— START INPUT MATERIAL —

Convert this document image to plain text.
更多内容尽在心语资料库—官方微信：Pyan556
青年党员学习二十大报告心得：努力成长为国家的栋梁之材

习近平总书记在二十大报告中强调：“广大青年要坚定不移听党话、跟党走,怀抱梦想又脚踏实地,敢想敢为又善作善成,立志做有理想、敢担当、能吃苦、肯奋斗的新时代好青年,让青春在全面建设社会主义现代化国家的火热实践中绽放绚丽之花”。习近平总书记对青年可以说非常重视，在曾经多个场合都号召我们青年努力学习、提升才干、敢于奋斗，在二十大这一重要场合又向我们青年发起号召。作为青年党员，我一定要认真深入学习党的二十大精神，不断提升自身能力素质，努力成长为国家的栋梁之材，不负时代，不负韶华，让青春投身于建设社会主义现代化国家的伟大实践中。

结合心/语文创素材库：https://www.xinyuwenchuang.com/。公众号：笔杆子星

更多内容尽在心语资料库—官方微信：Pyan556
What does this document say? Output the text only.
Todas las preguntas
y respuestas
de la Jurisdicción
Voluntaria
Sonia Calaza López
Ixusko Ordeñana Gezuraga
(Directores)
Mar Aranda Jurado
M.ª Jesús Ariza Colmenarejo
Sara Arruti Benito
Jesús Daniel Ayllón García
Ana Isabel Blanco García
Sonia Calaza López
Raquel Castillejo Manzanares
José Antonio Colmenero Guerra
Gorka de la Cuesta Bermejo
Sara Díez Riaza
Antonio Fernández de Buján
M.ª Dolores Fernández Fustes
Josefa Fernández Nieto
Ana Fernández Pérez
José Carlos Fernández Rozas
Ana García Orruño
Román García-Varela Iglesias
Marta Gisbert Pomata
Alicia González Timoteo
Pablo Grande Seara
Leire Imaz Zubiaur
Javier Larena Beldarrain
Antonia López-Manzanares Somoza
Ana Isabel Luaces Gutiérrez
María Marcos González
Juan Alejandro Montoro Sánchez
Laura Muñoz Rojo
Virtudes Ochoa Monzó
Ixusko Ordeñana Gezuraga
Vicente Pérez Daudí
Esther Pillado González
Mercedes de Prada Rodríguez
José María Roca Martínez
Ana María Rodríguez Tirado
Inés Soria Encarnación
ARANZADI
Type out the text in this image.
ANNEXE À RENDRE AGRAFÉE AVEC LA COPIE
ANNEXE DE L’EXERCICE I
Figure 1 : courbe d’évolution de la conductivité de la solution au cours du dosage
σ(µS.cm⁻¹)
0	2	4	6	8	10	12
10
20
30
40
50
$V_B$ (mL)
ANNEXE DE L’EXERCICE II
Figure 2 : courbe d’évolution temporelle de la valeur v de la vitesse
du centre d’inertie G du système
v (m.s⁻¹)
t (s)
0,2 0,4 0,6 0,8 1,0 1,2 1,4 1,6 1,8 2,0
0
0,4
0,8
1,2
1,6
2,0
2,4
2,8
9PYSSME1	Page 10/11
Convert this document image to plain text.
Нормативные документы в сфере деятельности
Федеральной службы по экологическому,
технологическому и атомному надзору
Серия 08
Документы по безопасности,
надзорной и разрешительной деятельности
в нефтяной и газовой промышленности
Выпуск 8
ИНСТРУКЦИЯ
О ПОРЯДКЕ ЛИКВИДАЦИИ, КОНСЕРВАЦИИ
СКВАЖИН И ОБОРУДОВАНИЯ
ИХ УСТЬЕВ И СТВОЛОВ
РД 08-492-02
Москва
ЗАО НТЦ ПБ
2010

— END INPUT MATERIAL —

From the preceding material, extract every line exactly.

Convert this document image to plain text.
更多内容尽在心语资料库—官方微信：Pyan556
青年党员学习二十大报告心得：努力成长为国家的栋梁之材

习近平总书记在二十大报告中强调：“广大青年要坚定不移听党话、跟党走,怀抱梦想又脚踏实地,敢想敢为又善作善成,立志做有理想、敢担当、能吃苦、肯奋斗的新时代好青年,让青春在全面建设社会主义现代化国家的火热实践中绽放绚丽之花”。习近平总书记对青年可以说非常重视，在曾经多个场合都号召我们青年努力学习、提升才干、敢于奋斗，在二十大这一重要场合又向我们青年发起号召。作为青年党员，我一定要认真深入学习党的二十大精神，不断提升自身能力素质，努力成长为国家的栋梁之材，不负时代，不负韶华，让青春投身于建设社会主义现代化国家的伟大实践中。

结合心/语文创素材库：https://www.xinyuwenchuang.com/。公众号：笔杆子星

更多内容尽在心语资料库—官方微信：Pyan556
What does this document say? Output the text only.
Todas las preguntas
y respuestas
de la Jurisdicción
Voluntaria
Sonia Calaza López
Ixusko Ordeñana Gezuraga
(Directores)
Mar Aranda Jurado
M.ª Jesús Ariza Colmenarejo
Sara Arruti Benito
Jesús Daniel Ayllón García
Ana Isabel Blanco García
Sonia Calaza López
Raquel Castillejo Manzanares
José Antonio Colmenero Guerra
Gorka de la Cuesta Bermejo
Sara Díez Riaza
Antonio Fernández de Buján
M.ª Dolores Fernández Fustes
Josefa Fernández Nieto
Ana Fernández Pérez
José Carlos Fernández Rozas
Ana García Orruño
Román García-Varela Iglesias
Marta Gisbert Pomata
Alicia González Timoteo
Pablo Grande Seara
Leire Imaz Zubiaur
Javier Larena Beldarrain
Antonia López-Manzanares Somoza
Ana Isabel Luaces Gutiérrez
María Marcos González
Juan Alejandro Montoro Sánchez
Laura Muñoz Rojo
Virtudes Ochoa Monzó
Ixusko Ordeñana Gezuraga
Vicente Pérez Daudí
Esther Pillado González
Mercedes de Prada Rodríguez
José María Roca Martínez
Ana María Rodríguez Tirado
Inés Soria Encarnación
ARANZADI
Type out the text in this image.
ANNEXE À RENDRE AGRAFÉE AVEC LA COPIE
ANNEXE DE L’EXERCICE I
Figure 1 : courbe d’évolution de la conductivité de la solution au cours du dosage
σ(µS.cm⁻¹)
0	2	4	6	8	10	12
10
20
30
40
50
$V_B$ (mL)
ANNEXE DE L’EXERCICE II
Figure 2 : courbe d’évolution temporelle de la valeur v de la vitesse
du centre d’inertie G du système
v (m.s⁻¹)
t (s)
0,2 0,4 0,6 0,8 1,0 1,2 1,4 1,6 1,8 2,0
0
0,4
0,8
1,2
1,6
2,0
2,4
2,8
9PYSSME1	Page 10/11
Convert this document image to plain text.
Нормативные документы в сфере деятельности
Федеральной службы по экологическому,
технологическому и атомному надзору
Серия 08
Документы по безопасности,
надзорной и разрешительной деятельности
в нефтяной и газовой промышленности
Выпуск 8
ИНСТРУКЦИЯ
О ПОРЯДКЕ ЛИКВИДАЦИИ, КОНСЕРВАЦИИ
СКВАЖИН И ОБОРУДОВАНИЯ
ИХ УСТЬЕВ И СТВОЛОВ
РД 08-492-02
Москва
ЗАО НТЦ ПБ
2010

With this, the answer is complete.